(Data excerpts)
++++++++

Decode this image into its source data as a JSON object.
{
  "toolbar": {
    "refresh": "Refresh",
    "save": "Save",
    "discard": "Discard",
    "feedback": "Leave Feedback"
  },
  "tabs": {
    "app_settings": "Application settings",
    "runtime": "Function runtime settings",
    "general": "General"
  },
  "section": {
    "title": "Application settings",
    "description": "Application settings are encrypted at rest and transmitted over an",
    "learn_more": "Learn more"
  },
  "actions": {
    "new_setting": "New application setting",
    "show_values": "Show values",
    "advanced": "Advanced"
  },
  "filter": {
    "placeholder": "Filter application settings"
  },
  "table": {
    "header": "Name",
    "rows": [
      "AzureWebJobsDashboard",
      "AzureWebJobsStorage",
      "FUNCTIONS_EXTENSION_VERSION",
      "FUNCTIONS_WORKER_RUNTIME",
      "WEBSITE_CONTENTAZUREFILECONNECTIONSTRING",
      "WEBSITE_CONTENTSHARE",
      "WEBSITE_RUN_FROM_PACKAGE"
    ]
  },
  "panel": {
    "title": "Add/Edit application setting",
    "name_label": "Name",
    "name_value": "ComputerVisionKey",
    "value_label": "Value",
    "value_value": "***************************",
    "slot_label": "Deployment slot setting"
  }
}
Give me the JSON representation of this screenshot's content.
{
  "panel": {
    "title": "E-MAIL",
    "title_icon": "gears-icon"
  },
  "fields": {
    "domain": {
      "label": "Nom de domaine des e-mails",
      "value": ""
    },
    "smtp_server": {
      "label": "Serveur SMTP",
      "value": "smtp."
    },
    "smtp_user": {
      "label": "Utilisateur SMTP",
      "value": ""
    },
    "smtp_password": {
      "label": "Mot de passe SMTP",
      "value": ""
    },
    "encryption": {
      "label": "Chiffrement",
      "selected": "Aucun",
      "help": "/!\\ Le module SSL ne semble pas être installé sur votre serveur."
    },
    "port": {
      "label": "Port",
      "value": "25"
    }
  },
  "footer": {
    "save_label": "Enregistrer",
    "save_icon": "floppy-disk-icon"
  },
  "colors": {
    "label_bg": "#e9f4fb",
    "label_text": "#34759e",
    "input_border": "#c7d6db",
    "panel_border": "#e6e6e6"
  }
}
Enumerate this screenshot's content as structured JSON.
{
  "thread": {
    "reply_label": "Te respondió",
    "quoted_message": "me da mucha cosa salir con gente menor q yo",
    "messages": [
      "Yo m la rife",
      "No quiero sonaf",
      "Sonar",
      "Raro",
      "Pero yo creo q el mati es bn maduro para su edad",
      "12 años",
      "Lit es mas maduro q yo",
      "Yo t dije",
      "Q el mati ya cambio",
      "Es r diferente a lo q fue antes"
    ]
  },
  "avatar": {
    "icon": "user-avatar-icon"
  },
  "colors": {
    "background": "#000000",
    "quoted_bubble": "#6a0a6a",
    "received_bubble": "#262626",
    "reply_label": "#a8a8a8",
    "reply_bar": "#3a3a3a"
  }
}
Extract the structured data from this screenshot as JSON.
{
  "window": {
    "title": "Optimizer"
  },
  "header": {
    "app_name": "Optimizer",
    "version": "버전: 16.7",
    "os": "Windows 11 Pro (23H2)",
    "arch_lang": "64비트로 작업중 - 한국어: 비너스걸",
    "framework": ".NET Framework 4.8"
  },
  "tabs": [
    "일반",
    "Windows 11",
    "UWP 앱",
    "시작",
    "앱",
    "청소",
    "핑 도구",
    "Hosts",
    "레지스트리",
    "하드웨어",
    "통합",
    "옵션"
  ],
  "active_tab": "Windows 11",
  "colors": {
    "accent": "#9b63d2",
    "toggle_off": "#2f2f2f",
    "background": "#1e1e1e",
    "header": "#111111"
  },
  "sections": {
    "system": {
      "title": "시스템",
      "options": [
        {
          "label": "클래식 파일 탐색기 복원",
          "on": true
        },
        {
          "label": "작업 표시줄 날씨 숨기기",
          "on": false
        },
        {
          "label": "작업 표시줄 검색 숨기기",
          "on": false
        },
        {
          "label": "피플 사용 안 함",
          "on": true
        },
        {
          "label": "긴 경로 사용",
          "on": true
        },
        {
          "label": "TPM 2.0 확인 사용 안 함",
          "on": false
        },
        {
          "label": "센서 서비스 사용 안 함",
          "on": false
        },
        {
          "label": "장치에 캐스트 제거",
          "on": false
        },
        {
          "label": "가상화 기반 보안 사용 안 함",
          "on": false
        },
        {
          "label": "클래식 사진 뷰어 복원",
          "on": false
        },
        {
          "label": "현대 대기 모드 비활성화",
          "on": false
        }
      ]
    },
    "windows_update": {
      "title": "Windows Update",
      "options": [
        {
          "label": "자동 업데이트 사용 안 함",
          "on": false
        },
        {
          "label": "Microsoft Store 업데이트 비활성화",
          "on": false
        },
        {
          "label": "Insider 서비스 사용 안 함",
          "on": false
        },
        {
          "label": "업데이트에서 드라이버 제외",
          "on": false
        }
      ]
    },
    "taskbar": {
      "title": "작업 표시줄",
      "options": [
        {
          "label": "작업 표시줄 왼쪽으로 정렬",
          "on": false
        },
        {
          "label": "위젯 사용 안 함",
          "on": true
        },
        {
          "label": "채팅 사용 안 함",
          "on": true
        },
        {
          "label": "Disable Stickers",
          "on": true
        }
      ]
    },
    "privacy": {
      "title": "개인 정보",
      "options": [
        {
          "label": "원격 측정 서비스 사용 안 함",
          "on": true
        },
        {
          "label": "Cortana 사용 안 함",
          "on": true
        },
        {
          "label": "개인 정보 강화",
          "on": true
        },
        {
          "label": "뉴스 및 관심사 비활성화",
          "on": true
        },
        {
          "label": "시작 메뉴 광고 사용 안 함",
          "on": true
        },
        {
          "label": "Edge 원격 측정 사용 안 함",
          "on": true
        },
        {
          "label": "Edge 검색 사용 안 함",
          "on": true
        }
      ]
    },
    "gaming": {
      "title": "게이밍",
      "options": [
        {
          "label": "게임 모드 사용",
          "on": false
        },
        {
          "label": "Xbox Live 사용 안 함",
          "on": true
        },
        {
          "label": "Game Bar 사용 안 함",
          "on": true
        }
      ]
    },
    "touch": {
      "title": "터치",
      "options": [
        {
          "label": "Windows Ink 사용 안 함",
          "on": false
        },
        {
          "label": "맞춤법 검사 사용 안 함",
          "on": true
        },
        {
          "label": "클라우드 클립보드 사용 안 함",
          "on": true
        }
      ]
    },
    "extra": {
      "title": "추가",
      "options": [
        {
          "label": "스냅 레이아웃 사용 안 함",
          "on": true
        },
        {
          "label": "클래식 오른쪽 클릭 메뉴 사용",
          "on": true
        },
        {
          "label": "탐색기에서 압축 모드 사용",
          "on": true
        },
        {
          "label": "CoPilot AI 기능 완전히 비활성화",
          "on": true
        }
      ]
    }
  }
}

++++++++

> [WHAT TO DO]: Above are the records; retype every one exactly.

> [ANSWER TO THE EXERCISE]:
Decode this image into its source data as a JSON object.
{
  "toolbar": {
    "refresh": "Refresh",
    "save": "Save",
    "discard": "Discard",
    "feedback": "Leave Feedback"
  },
  "tabs": {
    "app_settings": "Application settings",
    "runtime": "Function runtime settings",
    "general": "General"
  },
  "section": {
    "title": "Application settings",
    "description": "Application settings are encrypted at rest and transmitted over an",
    "learn_more": "Learn more"
  },
  "actions": {
    "new_setting": "New application setting",
    "show_values": "Show values",
    "advanced": "Advanced"
  },
  "filter": {
    "placeholder": "Filter application settings"
  },
  "table": {
    "header": "Name",
    "rows": [
      "AzureWebJobsDashboard",
      "AzureWebJobsStorage",
      "FUNCTIONS_EXTENSION_VERSION",
      "FUNCTIONS_WORKER_RUNTIME",
      "WEBSITE_CONTENTAZUREFILECONNECTIONSTRING",
      "WEBSITE_CONTENTSHARE",
      "WEBSITE_RUN_FROM_PACKAGE"
    ]
  },
  "panel": {
    "title": "Add/Edit application setting",
    "name_label": "Name",
    "name_value": "ComputerVisionKey",
    "value_label": "Value",
    "value_value": "***************************",
    "slot_label": "Deployment slot setting"
  }
}
Give me the JSON representation of this screenshot's content.
{
  "panel": {
    "title": "E-MAIL",
    "title_icon": "gears-icon"
  },
  "fields": {
    "domain": {
      "label": "Nom de domaine des e-mails",
      "value": ""
    },
    "smtp_server": {
      "label": "Serveur SMTP",
      "value": "smtp."
    },
    "smtp_user": {
      "label": "Utilisateur SMTP",
      "value": ""
    },
    "smtp_password": {
      "label": "Mot de passe SMTP",
      "value": ""
    },
    "encryption": {
      "label": "Chiffrement",
      "selected": "Aucun",
      "help": "/!\\ Le module SSL ne semble pas être installé sur votre serveur."
    },
    "port": {
      "label": "Port",
      "value": "25"
    }
  },
  "footer": {
    "save_label": "Enregistrer",
    "save_icon": "floppy-disk-icon"
  },
  "colors": {
    "label_bg": "#e9f4fb",
    "label_text": "#34759e",
    "input_border": "#c7d6db",
    "panel_border": "#e6e6e6"
  }
}
Enumerate this screenshot's content as structured JSON.
{
  "thread": {
    "reply_label": "Te respondió",
    "quoted_message": "me da mucha cosa salir con gente menor q yo",
    "messages": [
      "Yo m la rife",
      "No quiero sonaf",
      "Sonar",
      "Raro",
      "Pero yo creo q el mati es bn maduro para su edad",
      "12 años",
      "Lit es mas maduro q yo",
      "Yo t dije",
      "Q el mati ya cambio",
      "Es r diferente a lo q fue antes"
    ]
  },
  "avatar": {
    "icon": "user-avatar-icon"
  },
  "colors": {
    "background": "#000000",
    "quoted_bubble": "#6a0a6a",
    "received_bubble": "#262626",
    "reply_label": "#a8a8a8",
    "reply_bar": "#3a3a3a"
  }
}
Extract the structured data from this screenshot as JSON.
{
  "window": {
    "title": "Optimizer"
  },
  "header": {
    "app_name": "Optimizer",
    "version": "버전: 16.7",
    "os": "Windows 11 Pro (23H2)",
    "arch_lang": "64비트로 작업중 - 한국어: 비너스걸",
    "framework": ".NET Framework 4.8"
  },
  "tabs": [
    "일반",
    "Windows 11",
    "UWP 앱",
    "시작",
    "앱",
    "청소",
    "핑 도구",
    "Hosts",
    "레지스트리",
    "하드웨어",
    "통합",
    "옵션"
  ],
  "active_tab": "Windows 11",
  "colors": {
    "accent": "#9b63d2",
    "toggle_off": "#2f2f2f",
    "background": "#1e1e1e",
    "header": "#111111"
  },
  "sections": {
    "system": {
      "title": "시스템",
      "options": [
        {
          "label": "클래식 파일 탐색기 복원",
          "on": true
        },
        {
          "label": "작업 표시줄 날씨 숨기기",
          "on": false
        },
        {
          "label": "작업 표시줄 검색 숨기기",
          "on": false
        },
        {
          "label": "피플 사용 안 함",
          "on": true
        },
        {
          "label": "긴 경로 사용",
          "on": true
        },
        {
          "label": "TPM 2.0 확인 사용 안 함",
          "on": false
        },
        {
          "label": "센서 서비스 사용 안 함",
          "on": false
        },
        {
          "label": "장치에 캐스트 제거",
          "on": false
        },
        {
          "label": "가상화 기반 보안 사용 안 함",
          "on": false
        },
        {
          "label": "클래식 사진 뷰어 복원",
          "on": false
        },
        {
          "label": "현대 대기 모드 비활성화",
          "on": false
        }
      ]
    },
    "windows_update": {
      "title": "Windows Update",
      "options": [
        {
          "label": "자동 업데이트 사용 안 함",
          "on": false
        },
        {
          "label": "Microsoft Store 업데이트 비활성화",
          "on": false
        },
        {
          "label": "Insider 서비스 사용 안 함",
          "on": false
        },
        {
          "label": "업데이트에서 드라이버 제외",
          "on": false
        }
      ]
    },
    "taskbar": {
      "title": "작업 표시줄",
      "options": [
        {
          "label": "작업 표시줄 왼쪽으로 정렬",
          "on": false
        },
        {
          "label": "위젯 사용 안 함",
          "on": true
        },
        {
          "label": "채팅 사용 안 함",
          "on": true
        },
        {
          "label": "Disable Stickers",
          "on": true
        }
      ]
    },
    "privacy": {
      "title": "개인 정보",
      "options": [
        {
          "label": "원격 측정 서비스 사용 안 함",
          "on": true
        },
        {
          "label": "Cortana 사용 안 함",
          "on": true
        },
        {
          "label": "개인 정보 강화",
          "on": true
        },
        {
          "label": "뉴스 및 관심사 비활성화",
          "on": true
        },
        {
          "label": "시작 메뉴 광고 사용 안 함",
          "on": true
        },
        {
          "label": "Edge 원격 측정 사용 안 함",
          "on": true
        },
        {
          "label": "Edge 검색 사용 안 함",
          "on": true
        }
      ]
    },
    "gaming": {
      "title": "게이밍",
      "options": [
        {
          "label": "게임 모드 사용",
          "on": false
        },
        {
          "label": "Xbox Live 사용 안 함",
          "on": true
        },
        {
          "label": "Game Bar 사용 안 함",
          "on": true
        }
      ]
    },
    "touch": {
      "title": "터치",
      "options": [
        {
          "label": "Windows Ink 사용 안 함",
          "on": false
        },
        {
          "label": "맞춤법 검사 사용 안 함",
          "on": true
        },
        {
          "label": "클라우드 클립보드 사용 안 함",
          "on": true
        }
      ]
    },
    "extra": {
      "title": "추가",
      "options": [
        {
          "label": "스냅 레이아웃 사용 안 함",
          "on": true
        },
        {
          "label": "클래식 오른쪽 클릭 메뉴 사용",
          "on": true
        },
        {
          "label": "탐색기에서 압축 모드 사용",
          "on": true
        },
        {
          "label": "CoPilot AI 기능 완전히 비활성화",
          "on": true
        }
      ]
    }
  }
}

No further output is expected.